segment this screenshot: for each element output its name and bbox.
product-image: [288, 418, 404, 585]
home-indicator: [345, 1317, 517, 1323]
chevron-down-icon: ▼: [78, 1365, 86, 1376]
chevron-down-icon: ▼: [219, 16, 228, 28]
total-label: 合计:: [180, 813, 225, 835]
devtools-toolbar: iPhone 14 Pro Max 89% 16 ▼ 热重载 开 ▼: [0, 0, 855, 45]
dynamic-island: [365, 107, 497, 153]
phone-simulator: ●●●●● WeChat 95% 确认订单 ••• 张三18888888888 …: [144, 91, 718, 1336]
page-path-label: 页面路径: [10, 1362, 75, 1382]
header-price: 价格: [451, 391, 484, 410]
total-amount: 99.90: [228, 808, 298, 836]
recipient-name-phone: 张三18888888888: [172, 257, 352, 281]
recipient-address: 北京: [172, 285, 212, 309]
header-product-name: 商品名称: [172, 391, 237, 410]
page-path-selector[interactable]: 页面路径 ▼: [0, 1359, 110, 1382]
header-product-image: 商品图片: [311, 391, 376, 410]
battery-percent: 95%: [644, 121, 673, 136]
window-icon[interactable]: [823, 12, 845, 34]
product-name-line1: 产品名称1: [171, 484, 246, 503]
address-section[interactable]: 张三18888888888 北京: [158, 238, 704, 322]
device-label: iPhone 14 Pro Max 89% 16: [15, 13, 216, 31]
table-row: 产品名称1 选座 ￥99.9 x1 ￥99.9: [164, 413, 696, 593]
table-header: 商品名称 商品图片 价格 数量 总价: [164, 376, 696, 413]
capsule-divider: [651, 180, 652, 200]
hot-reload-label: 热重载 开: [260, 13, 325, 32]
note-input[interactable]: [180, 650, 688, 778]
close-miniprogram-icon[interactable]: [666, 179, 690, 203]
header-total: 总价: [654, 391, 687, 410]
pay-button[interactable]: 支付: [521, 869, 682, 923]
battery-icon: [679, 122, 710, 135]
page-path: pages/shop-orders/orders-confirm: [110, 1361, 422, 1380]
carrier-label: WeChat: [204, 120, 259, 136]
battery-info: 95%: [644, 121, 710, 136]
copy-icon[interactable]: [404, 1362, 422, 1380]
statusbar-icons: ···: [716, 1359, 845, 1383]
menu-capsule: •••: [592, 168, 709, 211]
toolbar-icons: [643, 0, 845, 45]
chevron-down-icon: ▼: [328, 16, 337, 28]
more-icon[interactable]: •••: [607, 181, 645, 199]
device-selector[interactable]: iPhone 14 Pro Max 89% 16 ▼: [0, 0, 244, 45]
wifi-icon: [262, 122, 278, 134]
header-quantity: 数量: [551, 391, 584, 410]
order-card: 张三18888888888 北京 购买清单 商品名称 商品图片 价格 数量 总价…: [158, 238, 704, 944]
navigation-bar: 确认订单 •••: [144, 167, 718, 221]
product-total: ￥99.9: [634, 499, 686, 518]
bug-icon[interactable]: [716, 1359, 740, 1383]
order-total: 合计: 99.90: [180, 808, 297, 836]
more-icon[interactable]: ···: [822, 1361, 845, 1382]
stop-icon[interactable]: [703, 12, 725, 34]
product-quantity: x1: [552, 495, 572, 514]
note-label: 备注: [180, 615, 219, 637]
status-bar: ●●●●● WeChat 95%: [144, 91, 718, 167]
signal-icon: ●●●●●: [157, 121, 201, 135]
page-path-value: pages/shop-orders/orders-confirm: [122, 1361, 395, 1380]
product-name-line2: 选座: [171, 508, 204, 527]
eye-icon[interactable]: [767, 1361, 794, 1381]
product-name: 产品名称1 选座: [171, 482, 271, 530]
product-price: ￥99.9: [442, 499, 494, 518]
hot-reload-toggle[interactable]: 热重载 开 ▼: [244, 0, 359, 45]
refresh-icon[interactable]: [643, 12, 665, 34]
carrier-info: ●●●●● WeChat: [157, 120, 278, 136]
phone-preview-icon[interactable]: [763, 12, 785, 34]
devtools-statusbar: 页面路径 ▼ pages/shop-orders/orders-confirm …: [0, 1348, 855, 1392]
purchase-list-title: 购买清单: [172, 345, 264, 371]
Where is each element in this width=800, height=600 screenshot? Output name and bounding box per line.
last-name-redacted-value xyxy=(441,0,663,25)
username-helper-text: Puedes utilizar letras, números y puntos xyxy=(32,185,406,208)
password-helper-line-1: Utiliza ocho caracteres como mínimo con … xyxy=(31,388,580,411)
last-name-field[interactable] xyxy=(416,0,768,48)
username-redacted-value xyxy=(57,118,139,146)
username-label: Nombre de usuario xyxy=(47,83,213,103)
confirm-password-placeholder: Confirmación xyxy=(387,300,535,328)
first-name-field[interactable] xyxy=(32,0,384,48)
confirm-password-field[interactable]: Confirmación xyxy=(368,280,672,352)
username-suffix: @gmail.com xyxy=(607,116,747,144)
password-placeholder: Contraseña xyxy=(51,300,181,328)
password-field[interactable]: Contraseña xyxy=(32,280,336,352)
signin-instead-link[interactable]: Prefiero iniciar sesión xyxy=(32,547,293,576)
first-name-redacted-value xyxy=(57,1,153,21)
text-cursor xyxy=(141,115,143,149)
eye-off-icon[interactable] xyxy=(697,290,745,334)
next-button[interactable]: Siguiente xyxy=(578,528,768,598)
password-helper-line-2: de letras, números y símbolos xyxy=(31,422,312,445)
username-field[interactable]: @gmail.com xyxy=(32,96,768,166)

**Task brief:**
Please print everything from the start of the records above down to the line containing "devtools-toolbar: iPhone 14", inclusive, reproducing each line without changes.

**The answer:**
segment this screenshot: for each element output its name and bbox.
product-image: [288, 418, 404, 585]
home-indicator: [345, 1317, 517, 1323]
chevron-down-icon: ▼: [78, 1365, 86, 1376]
chevron-down-icon: ▼: [219, 16, 228, 28]
total-label: 合计:: [180, 813, 225, 835]
devtools-toolbar: iPhone 14 Pro Max 89% 16 ▼ 热重载 开 ▼: [0, 0, 855, 45]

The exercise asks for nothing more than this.